### [GIVEN PROBLEM]
Reproduce every line of the records below verbatim, keeping each character and line break unchanged.

....

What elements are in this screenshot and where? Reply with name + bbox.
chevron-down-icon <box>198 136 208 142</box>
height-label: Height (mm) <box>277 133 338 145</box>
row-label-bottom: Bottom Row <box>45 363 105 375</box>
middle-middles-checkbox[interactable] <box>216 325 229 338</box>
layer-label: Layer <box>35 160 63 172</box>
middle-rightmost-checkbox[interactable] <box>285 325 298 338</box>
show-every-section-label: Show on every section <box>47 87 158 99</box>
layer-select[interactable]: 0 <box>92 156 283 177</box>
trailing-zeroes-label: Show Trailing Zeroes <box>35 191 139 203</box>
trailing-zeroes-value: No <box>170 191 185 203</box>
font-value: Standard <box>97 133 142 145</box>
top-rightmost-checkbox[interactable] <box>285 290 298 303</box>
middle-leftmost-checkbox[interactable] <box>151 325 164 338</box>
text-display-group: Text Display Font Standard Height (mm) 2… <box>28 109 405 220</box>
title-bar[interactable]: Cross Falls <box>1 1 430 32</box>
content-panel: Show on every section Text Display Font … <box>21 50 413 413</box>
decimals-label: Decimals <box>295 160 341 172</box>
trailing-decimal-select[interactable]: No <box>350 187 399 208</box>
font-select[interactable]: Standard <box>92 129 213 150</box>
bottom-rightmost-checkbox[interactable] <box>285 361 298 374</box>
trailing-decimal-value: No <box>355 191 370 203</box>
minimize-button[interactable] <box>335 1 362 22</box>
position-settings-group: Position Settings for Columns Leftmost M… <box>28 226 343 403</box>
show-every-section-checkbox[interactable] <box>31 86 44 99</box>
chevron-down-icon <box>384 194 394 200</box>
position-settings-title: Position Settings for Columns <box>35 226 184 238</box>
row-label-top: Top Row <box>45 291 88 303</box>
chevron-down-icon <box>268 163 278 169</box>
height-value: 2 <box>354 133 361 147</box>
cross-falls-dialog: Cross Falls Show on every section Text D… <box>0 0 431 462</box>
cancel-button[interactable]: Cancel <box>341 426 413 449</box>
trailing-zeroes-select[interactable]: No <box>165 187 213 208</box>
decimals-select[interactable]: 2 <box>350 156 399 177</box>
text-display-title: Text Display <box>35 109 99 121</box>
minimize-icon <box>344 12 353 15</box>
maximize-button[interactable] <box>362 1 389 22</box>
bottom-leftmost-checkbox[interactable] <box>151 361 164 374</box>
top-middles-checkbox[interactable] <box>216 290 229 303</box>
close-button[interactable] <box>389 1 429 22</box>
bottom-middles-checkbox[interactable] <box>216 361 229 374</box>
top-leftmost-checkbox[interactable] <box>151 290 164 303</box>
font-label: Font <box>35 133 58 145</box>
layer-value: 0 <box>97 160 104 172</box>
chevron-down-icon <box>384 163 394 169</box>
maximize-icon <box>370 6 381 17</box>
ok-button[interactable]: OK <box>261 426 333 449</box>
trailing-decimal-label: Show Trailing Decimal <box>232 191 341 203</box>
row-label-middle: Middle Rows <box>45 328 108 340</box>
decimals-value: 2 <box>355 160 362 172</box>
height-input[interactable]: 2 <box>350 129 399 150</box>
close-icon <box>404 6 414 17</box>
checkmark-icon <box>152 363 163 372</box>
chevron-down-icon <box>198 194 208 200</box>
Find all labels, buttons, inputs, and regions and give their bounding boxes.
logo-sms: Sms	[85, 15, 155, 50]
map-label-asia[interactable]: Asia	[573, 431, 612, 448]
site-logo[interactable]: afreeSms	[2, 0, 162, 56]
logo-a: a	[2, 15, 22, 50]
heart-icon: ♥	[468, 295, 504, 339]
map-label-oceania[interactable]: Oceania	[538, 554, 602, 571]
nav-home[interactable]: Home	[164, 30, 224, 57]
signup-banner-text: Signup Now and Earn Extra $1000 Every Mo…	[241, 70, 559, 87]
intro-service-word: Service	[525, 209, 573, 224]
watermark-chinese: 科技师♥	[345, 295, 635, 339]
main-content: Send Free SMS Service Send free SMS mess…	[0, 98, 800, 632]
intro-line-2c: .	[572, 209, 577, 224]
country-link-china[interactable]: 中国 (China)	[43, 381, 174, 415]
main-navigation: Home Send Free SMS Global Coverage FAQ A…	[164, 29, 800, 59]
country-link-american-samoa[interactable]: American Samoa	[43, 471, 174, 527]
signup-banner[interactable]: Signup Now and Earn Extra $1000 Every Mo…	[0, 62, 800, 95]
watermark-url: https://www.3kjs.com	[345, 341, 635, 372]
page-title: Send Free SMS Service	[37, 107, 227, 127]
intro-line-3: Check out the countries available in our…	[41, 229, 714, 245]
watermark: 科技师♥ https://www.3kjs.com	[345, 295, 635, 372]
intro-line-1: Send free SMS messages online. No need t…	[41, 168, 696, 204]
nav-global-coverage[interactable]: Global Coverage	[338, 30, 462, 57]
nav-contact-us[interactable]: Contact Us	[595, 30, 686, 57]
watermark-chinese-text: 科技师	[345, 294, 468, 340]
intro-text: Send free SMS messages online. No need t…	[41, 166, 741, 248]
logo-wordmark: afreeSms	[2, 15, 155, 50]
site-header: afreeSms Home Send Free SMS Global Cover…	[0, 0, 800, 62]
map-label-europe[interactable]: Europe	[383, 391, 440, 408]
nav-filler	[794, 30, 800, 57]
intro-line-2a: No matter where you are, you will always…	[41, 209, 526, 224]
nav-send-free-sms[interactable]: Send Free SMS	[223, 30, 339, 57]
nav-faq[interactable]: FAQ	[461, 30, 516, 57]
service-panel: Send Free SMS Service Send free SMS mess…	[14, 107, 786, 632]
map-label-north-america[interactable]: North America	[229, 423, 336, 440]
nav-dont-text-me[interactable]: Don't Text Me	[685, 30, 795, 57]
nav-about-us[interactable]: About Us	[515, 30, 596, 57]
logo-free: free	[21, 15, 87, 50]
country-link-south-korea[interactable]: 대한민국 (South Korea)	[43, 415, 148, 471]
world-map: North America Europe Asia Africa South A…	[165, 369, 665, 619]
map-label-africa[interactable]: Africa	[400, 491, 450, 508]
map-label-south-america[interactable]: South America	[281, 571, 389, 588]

....

### [SOLUTION]
What elements are in this screenshot and where? Reply with name + bbox.
chevron-down-icon <box>198 136 208 142</box>
height-label: Height (mm) <box>277 133 338 145</box>
row-label-bottom: Bottom Row <box>45 363 105 375</box>
middle-middles-checkbox[interactable] <box>216 325 229 338</box>
layer-label: Layer <box>35 160 63 172</box>
middle-rightmost-checkbox[interactable] <box>285 325 298 338</box>
show-every-section-label: Show on every section <box>47 87 158 99</box>
layer-select[interactable]: 0 <box>92 156 283 177</box>
trailing-zeroes-label: Show Trailing Zeroes <box>35 191 139 203</box>
trailing-zeroes-value: No <box>170 191 185 203</box>
font-value: Standard <box>97 133 142 145</box>
top-rightmost-checkbox[interactable] <box>285 290 298 303</box>
middle-leftmost-checkbox[interactable] <box>151 325 164 338</box>
text-display-group: Text Display Font Standard Height (mm) 2… <box>28 109 405 220</box>
title-bar[interactable]: Cross Falls <box>1 1 430 32</box>
content-panel: Show on every section Text Display Font … <box>21 50 413 413</box>
decimals-label: Decimals <box>295 160 341 172</box>
trailing-decimal-select[interactable]: No <box>350 187 399 208</box>
font-select[interactable]: Standard <box>92 129 213 150</box>
bottom-rightmost-checkbox[interactable] <box>285 361 298 374</box>
trailing-decimal-value: No <box>355 191 370 203</box>
minimize-button[interactable] <box>335 1 362 22</box>
position-settings-group: Position Settings for Columns Leftmost M… <box>28 226 343 403</box>
show-every-section-checkbox[interactable] <box>31 86 44 99</box>
chevron-down-icon <box>384 194 394 200</box>
position-settings-title: Position Settings for Columns <box>35 226 184 238</box>
row-label-top: Top Row <box>45 291 88 303</box>
chevron-down-icon <box>268 163 278 169</box>
height-value: 2 <box>354 133 361 147</box>
cross-falls-dialog: Cross Falls Show on every section Text D… <box>0 0 431 462</box>
cancel-button[interactable]: Cancel <box>341 426 413 449</box>
trailing-zeroes-select[interactable]: No <box>165 187 213 208</box>
decimals-select[interactable]: 2 <box>350 156 399 177</box>
text-display-title: Text Display <box>35 109 99 121</box>
minimize-icon <box>344 12 353 15</box>
maximize-button[interactable] <box>362 1 389 22</box>
bottom-leftmost-checkbox[interactable] <box>151 361 164 374</box>
top-middles-checkbox[interactable] <box>216 290 229 303</box>
close-button[interactable] <box>389 1 429 22</box>
bottom-middles-checkbox[interactable] <box>216 361 229 374</box>
top-leftmost-checkbox[interactable] <box>151 290 164 303</box>
font-label: Font <box>35 133 58 145</box>
layer-value: 0 <box>97 160 104 172</box>
chevron-down-icon <box>384 163 394 169</box>
maximize-icon <box>370 6 381 17</box>
ok-button[interactable]: OK <box>261 426 333 449</box>
trailing-decimal-label: Show Trailing Decimal <box>232 191 341 203</box>
row-label-middle: Middle Rows <box>45 328 108 340</box>
decimals-value: 2 <box>355 160 362 172</box>
height-input[interactable]: 2 <box>350 129 399 150</box>
close-icon <box>404 6 414 17</box>
checkmark-icon <box>152 363 163 372</box>
chevron-down-icon <box>198 194 208 200</box>
Find all labels, buttons, inputs, and regions and give their bounding boxes.
logo-sms: Sms	[85, 15, 155, 50]
map-label-asia[interactable]: Asia	[573, 431, 612, 448]
site-logo[interactable]: afreeSms	[2, 0, 162, 56]
logo-a: a	[2, 15, 22, 50]
heart-icon: ♥	[468, 295, 504, 339]
map-label-oceania[interactable]: Oceania	[538, 554, 602, 571]
nav-home[interactable]: Home	[164, 30, 224, 57]
signup-banner-text: Signup Now and Earn Extra $1000 Every Mo…	[241, 70, 559, 87]
intro-service-word: Service	[525, 209, 573, 224]
watermark-chinese: 科技师♥	[345, 295, 635, 339]
main-content: Send Free SMS Service Send free SMS mess…	[0, 98, 800, 632]
intro-line-2c: .	[572, 209, 577, 224]
country-link-china[interactable]: 中国 (China)	[43, 381, 174, 415]
main-navigation: Home Send Free SMS Global Coverage FAQ A…	[164, 29, 800, 59]
country-link-american-samoa[interactable]: American Samoa	[43, 471, 174, 527]
signup-banner[interactable]: Signup Now and Earn Extra $1000 Every Mo…	[0, 62, 800, 95]
watermark-url: https://www.3kjs.com	[345, 341, 635, 372]
page-title: Send Free SMS Service	[37, 107, 227, 127]
intro-line-3: Check out the countries available in our…	[41, 229, 714, 245]
watermark: 科技师♥ https://www.3kjs.com	[345, 295, 635, 372]
intro-line-1: Send free SMS messages online. No need t…	[41, 168, 696, 204]
nav-global-coverage[interactable]: Global Coverage	[338, 30, 462, 57]
nav-contact-us[interactable]: Contact Us	[595, 30, 686, 57]
watermark-chinese-text: 科技师	[345, 294, 468, 340]
intro-text: Send free SMS messages online. No need t…	[41, 166, 741, 248]
logo-wordmark: afreeSms	[2, 15, 155, 50]
site-header: afreeSms Home Send Free SMS Global Cover…	[0, 0, 800, 62]
map-label-europe[interactable]: Europe	[383, 391, 440, 408]
nav-filler	[794, 30, 800, 57]
intro-line-2a: No matter where you are, you will always…	[41, 209, 526, 224]
nav-send-free-sms[interactable]: Send Free SMS	[223, 30, 339, 57]
nav-faq[interactable]: FAQ	[461, 30, 516, 57]
service-panel: Send Free SMS Service Send free SMS mess…	[14, 107, 786, 632]
map-label-north-america[interactable]: North America	[229, 423, 336, 440]
nav-dont-text-me[interactable]: Don't Text Me	[685, 30, 795, 57]
nav-about-us[interactable]: About Us	[515, 30, 596, 57]
logo-free: free	[21, 15, 87, 50]
country-link-south-korea[interactable]: 대한민국 (South Korea)	[43, 415, 148, 471]
world-map: North America Europe Asia Africa South A…	[165, 369, 665, 619]
map-label-africa[interactable]: Africa	[400, 491, 450, 508]
map-label-south-america[interactable]: South America	[281, 571, 389, 588]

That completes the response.